Produce an exact copy of all the data below, dropping every image.

◆ ◆ ◆ ◆ ◆ ◆ ◆

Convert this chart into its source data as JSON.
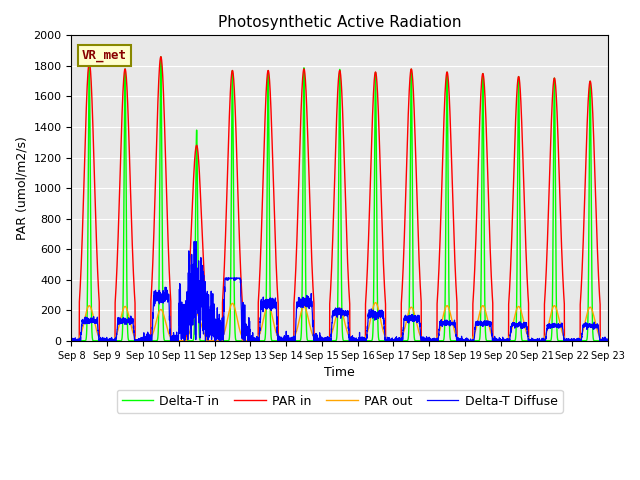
{
  "title": "Photosynthetic Active Radiation",
  "ylabel": "PAR (umol/m2/s)",
  "xlabel": "Time",
  "label_box": "VR_met",
  "ylim": [
    0,
    2000
  ],
  "yticks": [
    0,
    200,
    400,
    600,
    800,
    1000,
    1200,
    1400,
    1600,
    1800,
    2000
  ],
  "series_labels": [
    "PAR in",
    "PAR out",
    "Delta-T in",
    "Delta-T Diffuse"
  ],
  "series_colors": [
    "red",
    "orange",
    "lime",
    "blue"
  ],
  "bg_color": "#e8e8e8",
  "xtick_labels": [
    "Sep 8",
    "Sep 9",
    "Sep 10",
    "Sep 11",
    "Sep 12",
    "Sep 13",
    "Sep 14",
    "Sep 15",
    "Sep 16",
    "Sep 17",
    "Sep 18",
    "Sep 19",
    "Sep 20",
    "Sep 21",
    "Sep 22",
    "Sep 23"
  ],
  "days": 15,
  "points_per_day": 288,
  "par_in_peaks": [
    1820,
    1780,
    1860,
    1280,
    1770,
    1770,
    1780,
    1770,
    1760,
    1780,
    1760,
    1750,
    1730,
    1720,
    1700
  ],
  "par_out_peaks": [
    230,
    225,
    205,
    175,
    245,
    235,
    225,
    215,
    250,
    220,
    230,
    230,
    225,
    230,
    220
  ],
  "delta_t_in_peaks": [
    1820,
    1780,
    1860,
    1380,
    1770,
    1770,
    1790,
    1780,
    1760,
    1780,
    1760,
    1750,
    1730,
    1720,
    1700
  ],
  "delta_t_diff_peaks": [
    130,
    130,
    290,
    630,
    395,
    240,
    250,
    185,
    175,
    145,
    115,
    115,
    105,
    100,
    100
  ],
  "legend_fontsize": 9,
  "title_fontsize": 11
}
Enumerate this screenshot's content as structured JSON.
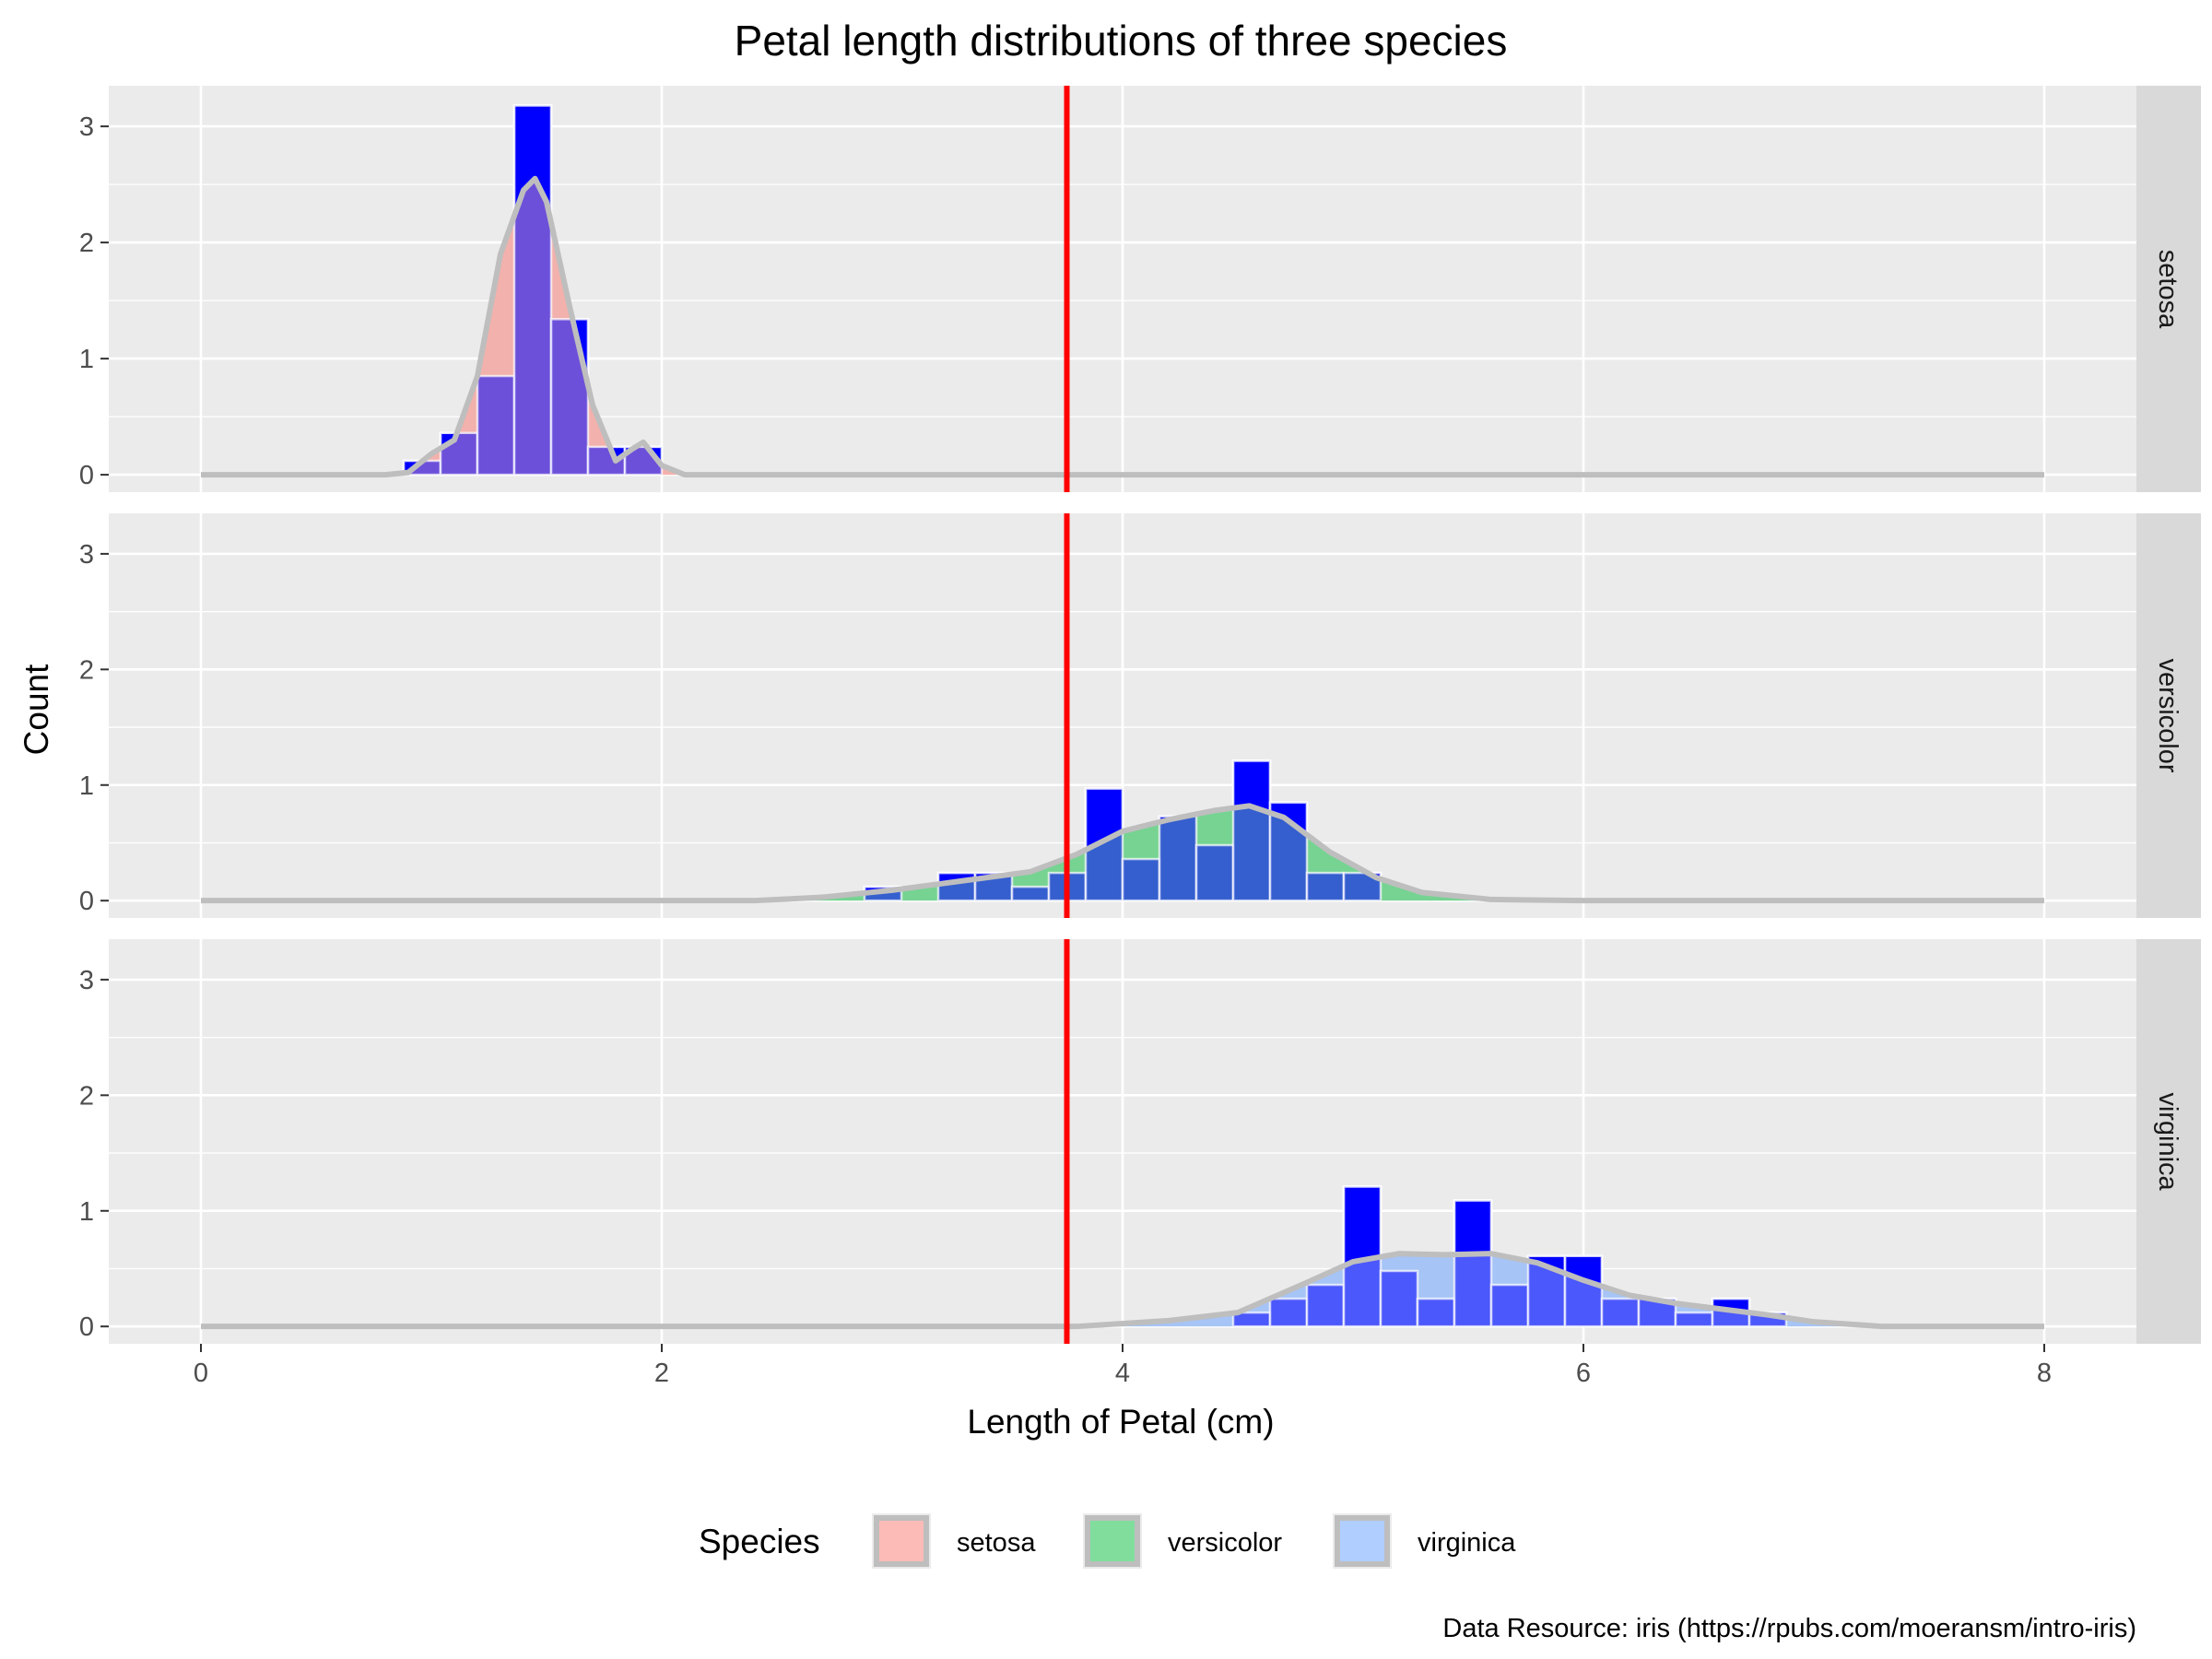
{
  "chart_data": {
    "type": "bar",
    "title": "Petal length distributions of three species",
    "xlabel": "Length of Petal (cm)",
    "ylabel": "Count",
    "xlim": [
      -0.4,
      8.4
    ],
    "ylim": [
      -0.15,
      3.35
    ],
    "x_ticks": [
      0,
      2,
      4,
      6,
      8
    ],
    "y_ticks": [
      0,
      1,
      2,
      3
    ],
    "bin_width": 0.16,
    "reference_line": {
      "x": 3.758,
      "color": "#ff0000"
    },
    "density_color": "#bebebe",
    "bar_fill_solid": "#0000ff",
    "bar_border": "#ffffff",
    "panel_background": "#ebebeb",
    "strip_background": "#d9d9d9",
    "grid": true,
    "legend_position": "bottom",
    "legend": {
      "title": "Species",
      "entries": [
        "setosa",
        "versicolor",
        "virginica"
      ]
    },
    "caption": "Data Resource: iris (https://rpubs.com/moeransm/intro-iris)",
    "series": [
      {
        "name": "setosa",
        "color": "#f8766d",
        "bins": [
          {
            "x": 0.96,
            "y": 0.12
          },
          {
            "x": 1.12,
            "y": 0.36
          },
          {
            "x": 1.28,
            "y": 0.85
          },
          {
            "x": 1.44,
            "y": 3.18
          },
          {
            "x": 1.6,
            "y": 1.34
          },
          {
            "x": 1.76,
            "y": 0.24
          },
          {
            "x": 1.92,
            "y": 0.24
          }
        ],
        "density": [
          [
            0,
            0
          ],
          [
            0.8,
            0
          ],
          [
            0.9,
            0.02
          ],
          [
            1.0,
            0.18
          ],
          [
            1.1,
            0.3
          ],
          [
            1.2,
            0.85
          ],
          [
            1.3,
            1.9
          ],
          [
            1.4,
            2.45
          ],
          [
            1.45,
            2.55
          ],
          [
            1.5,
            2.35
          ],
          [
            1.6,
            1.45
          ],
          [
            1.7,
            0.6
          ],
          [
            1.8,
            0.12
          ],
          [
            1.87,
            0.22
          ],
          [
            1.92,
            0.28
          ],
          [
            2.0,
            0.08
          ],
          [
            2.1,
            0
          ],
          [
            8,
            0
          ]
        ]
      },
      {
        "name": "versicolor",
        "color": "#00ba38",
        "bins": [
          {
            "x": 2.96,
            "y": 0.12
          },
          {
            "x": 3.28,
            "y": 0.24
          },
          {
            "x": 3.44,
            "y": 0.24
          },
          {
            "x": 3.6,
            "y": 0.12
          },
          {
            "x": 3.76,
            "y": 0.24
          },
          {
            "x": 3.92,
            "y": 0.97
          },
          {
            "x": 4.08,
            "y": 0.36
          },
          {
            "x": 4.24,
            "y": 0.73
          },
          {
            "x": 4.4,
            "y": 0.48
          },
          {
            "x": 4.56,
            "y": 1.21
          },
          {
            "x": 4.72,
            "y": 0.85
          },
          {
            "x": 4.88,
            "y": 0.24
          },
          {
            "x": 5.04,
            "y": 0.24
          }
        ],
        "density": [
          [
            0,
            0
          ],
          [
            2.4,
            0
          ],
          [
            2.7,
            0.03
          ],
          [
            3.0,
            0.09
          ],
          [
            3.3,
            0.17
          ],
          [
            3.6,
            0.25
          ],
          [
            3.8,
            0.4
          ],
          [
            4.0,
            0.6
          ],
          [
            4.2,
            0.7
          ],
          [
            4.4,
            0.78
          ],
          [
            4.55,
            0.82
          ],
          [
            4.7,
            0.72
          ],
          [
            4.9,
            0.42
          ],
          [
            5.1,
            0.2
          ],
          [
            5.3,
            0.07
          ],
          [
            5.6,
            0.01
          ],
          [
            6.0,
            0
          ],
          [
            8,
            0
          ]
        ]
      },
      {
        "name": "virginica",
        "color": "#619cff",
        "bins": [
          {
            "x": 4.56,
            "y": 0.12
          },
          {
            "x": 4.72,
            "y": 0.24
          },
          {
            "x": 4.88,
            "y": 0.36
          },
          {
            "x": 5.04,
            "y": 1.21
          },
          {
            "x": 5.2,
            "y": 0.48
          },
          {
            "x": 5.36,
            "y": 0.24
          },
          {
            "x": 5.52,
            "y": 1.09
          },
          {
            "x": 5.68,
            "y": 0.36
          },
          {
            "x": 5.84,
            "y": 0.61
          },
          {
            "x": 6.0,
            "y": 0.61
          },
          {
            "x": 6.16,
            "y": 0.24
          },
          {
            "x": 6.32,
            "y": 0.24
          },
          {
            "x": 6.48,
            "y": 0.12
          },
          {
            "x": 6.64,
            "y": 0.24
          },
          {
            "x": 6.8,
            "y": 0.12
          }
        ],
        "density": [
          [
            0,
            0
          ],
          [
            3.8,
            0
          ],
          [
            4.2,
            0.05
          ],
          [
            4.5,
            0.12
          ],
          [
            4.8,
            0.38
          ],
          [
            5.0,
            0.56
          ],
          [
            5.2,
            0.63
          ],
          [
            5.4,
            0.62
          ],
          [
            5.6,
            0.63
          ],
          [
            5.8,
            0.55
          ],
          [
            6.0,
            0.4
          ],
          [
            6.2,
            0.27
          ],
          [
            6.4,
            0.2
          ],
          [
            6.6,
            0.15
          ],
          [
            6.8,
            0.1
          ],
          [
            7.0,
            0.04
          ],
          [
            7.3,
            0
          ],
          [
            8,
            0
          ]
        ]
      }
    ]
  }
}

◆ ◆ ◆ ◆ ◆ ◆ ◆

* **FINISHED TASK**
Convert this chart into its source data as JSON.
{
  "title": "Photosynthetic Active Radiation",
  "ylabel": "PAR (umol/m2/s)",
  "xlabel": "Time",
  "label_box": "VR_met",
  "ylim": [
    0,
    2000
  ],
  "yticks": [
    0,
    200,
    400,
    600,
    800,
    1000,
    1200,
    1400,
    1600,
    1800,
    2000
  ],
  "series_labels": [
    "PAR in",
    "PAR out",
    "Delta-T in",
    "Delta-T Diffuse"
  ],
  "series_colors": [
    "red",
    "orange",
    "lime",
    "blue"
  ],
  "bg_color": "#e8e8e8",
  "xtick_labels": [
    "Sep 8",
    "Sep 9",
    "Sep 10",
    "Sep 11",
    "Sep 12",
    "Sep 13",
    "Sep 14",
    "Sep 15",
    "Sep 16",
    "Sep 17",
    "Sep 18",
    "Sep 19",
    "Sep 20",
    "Sep 21",
    "Sep 22",
    "Sep 23"
  ],
  "days": 15,
  "points_per_day": 288,
  "par_in_peaks": [
    1820,
    1780,
    1860,
    1280,
    1770,
    1770,
    1780,
    1770,
    1760,
    1780,
    1760,
    1750,
    1730,
    1720,
    1700
  ],
  "par_out_peaks": [
    230,
    225,
    205,
    175,
    245,
    235,
    225,
    215,
    250,
    220,
    230,
    230,
    225,
    230,
    220
  ],
  "delta_t_in_peaks": [
    1820,
    1780,
    1860,
    1380,
    1770,
    1770,
    1790,
    1780,
    1760,
    1780,
    1760,
    1750,
    1730,
    1720,
    1700
  ],
  "delta_t_diff_peaks": [
    130,
    130,
    290,
    630,
    395,
    240,
    250,
    185,
    175,
    145,
    115,
    115,
    105,
    100,
    100
  ],
  "legend_fontsize": 9,
  "title_fontsize": 11
}
Enumerate this screenshot's content as structured JSON.
{
  "chart_data": {
    "type": "bar",
    "title": "Petal length distributions of three species",
    "xlabel": "Length of Petal (cm)",
    "ylabel": "Count",
    "xlim": [
      -0.4,
      8.4
    ],
    "ylim": [
      -0.15,
      3.35
    ],
    "x_ticks": [
      0,
      2,
      4,
      6,
      8
    ],
    "y_ticks": [
      0,
      1,
      2,
      3
    ],
    "bin_width": 0.16,
    "reference_line": {
      "x": 3.758,
      "color": "#ff0000"
    },
    "density_color": "#bebebe",
    "bar_fill_solid": "#0000ff",
    "bar_border": "#ffffff",
    "panel_background": "#ebebeb",
    "strip_background": "#d9d9d9",
    "grid": true,
    "legend_position": "bottom",
    "legend": {
      "title": "Species",
      "entries": [
        "setosa",
        "versicolor",
        "virginica"
      ]
    },
    "caption": "Data Resource: iris (https://rpubs.com/moeransm/intro-iris)",
    "series": [
      {
        "name": "setosa",
        "color": "#f8766d",
        "bins": [
          {
            "x": 0.96,
            "y": 0.12
          },
          {
            "x": 1.12,
            "y": 0.36
          },
          {
            "x": 1.28,
            "y": 0.85
          },
          {
            "x": 1.44,
            "y": 3.18
          },
          {
            "x": 1.6,
            "y": 1.34
          },
          {
            "x": 1.76,
            "y": 0.24
          },
          {
            "x": 1.92,
            "y": 0.24
          }
        ],
        "density": [
          [
            0,
            0
          ],
          [
            0.8,
            0
          ],
          [
            0.9,
            0.02
          ],
          [
            1.0,
            0.18
          ],
          [
            1.1,
            0.3
          ],
          [
            1.2,
            0.85
          ],
          [
            1.3,
            1.9
          ],
          [
            1.4,
            2.45
          ],
          [
            1.45,
            2.55
          ],
          [
            1.5,
            2.35
          ],
          [
            1.6,
            1.45
          ],
          [
            1.7,
            0.6
          ],
          [
            1.8,
            0.12
          ],
          [
            1.87,
            0.22
          ],
          [
            1.92,
            0.28
          ],
          [
            2.0,
            0.08
          ],
          [
            2.1,
            0
          ],
          [
            8,
            0
          ]
        ]
      },
      {
        "name": "versicolor",
        "color": "#00ba38",
        "bins": [
          {
            "x": 2.96,
            "y": 0.12
          },
          {
            "x": 3.28,
            "y": 0.24
          },
          {
            "x": 3.44,
            "y": 0.24
          },
          {
            "x": 3.6,
            "y": 0.12
          },
          {
            "x": 3.76,
            "y": 0.24
          },
          {
            "x": 3.92,
            "y": 0.97
          },
          {
            "x": 4.08,
            "y": 0.36
          },
          {
            "x": 4.24,
            "y": 0.73
          },
          {
            "x": 4.4,
            "y": 0.48
          },
          {
            "x": 4.56,
            "y": 1.21
          },
          {
            "x": 4.72,
            "y": 0.85
          },
          {
            "x": 4.88,
            "y": 0.24
          },
          {
            "x": 5.04,
            "y": 0.24
          }
        ],
        "density": [
          [
            0,
            0
          ],
          [
            2.4,
            0
          ],
          [
            2.7,
            0.03
          ],
          [
            3.0,
            0.09
          ],
          [
            3.3,
            0.17
          ],
          [
            3.6,
            0.25
          ],
          [
            3.8,
            0.4
          ],
          [
            4.0,
            0.6
          ],
          [
            4.2,
            0.7
          ],
          [
            4.4,
            0.78
          ],
          [
            4.55,
            0.82
          ],
          [
            4.7,
            0.72
          ],
          [
            4.9,
            0.42
          ],
          [
            5.1,
            0.2
          ],
          [
            5.3,
            0.07
          ],
          [
            5.6,
            0.01
          ],
          [
            6.0,
            0
          ],
          [
            8,
            0
          ]
        ]
      },
      {
        "name": "virginica",
        "color": "#619cff",
        "bins": [
          {
            "x": 4.56,
            "y": 0.12
          },
          {
            "x": 4.72,
            "y": 0.24
          },
          {
            "x": 4.88,
            "y": 0.36
          },
          {
            "x": 5.04,
            "y": 1.21
          },
          {
            "x": 5.2,
            "y": 0.48
          },
          {
            "x": 5.36,
            "y": 0.24
          },
          {
            "x": 5.52,
            "y": 1.09
          },
          {
            "x": 5.68,
            "y": 0.36
          },
          {
            "x": 5.84,
            "y": 0.61
          },
          {
            "x": 6.0,
            "y": 0.61
          },
          {
            "x": 6.16,
            "y": 0.24
          },
          {
            "x": 6.32,
            "y": 0.24
          },
          {
            "x": 6.48,
            "y": 0.12
          },
          {
            "x": 6.64,
            "y": 0.24
          },
          {
            "x": 6.8,
            "y": 0.12
          }
        ],
        "density": [
          [
            0,
            0
          ],
          [
            3.8,
            0
          ],
          [
            4.2,
            0.05
          ],
          [
            4.5,
            0.12
          ],
          [
            4.8,
            0.38
          ],
          [
            5.0,
            0.56
          ],
          [
            5.2,
            0.63
          ],
          [
            5.4,
            0.62
          ],
          [
            5.6,
            0.63
          ],
          [
            5.8,
            0.55
          ],
          [
            6.0,
            0.4
          ],
          [
            6.2,
            0.27
          ],
          [
            6.4,
            0.2
          ],
          [
            6.6,
            0.15
          ],
          [
            6.8,
            0.1
          ],
          [
            7.0,
            0.04
          ],
          [
            7.3,
            0
          ],
          [
            8,
            0
          ]
        ]
      }
    ]
  }
}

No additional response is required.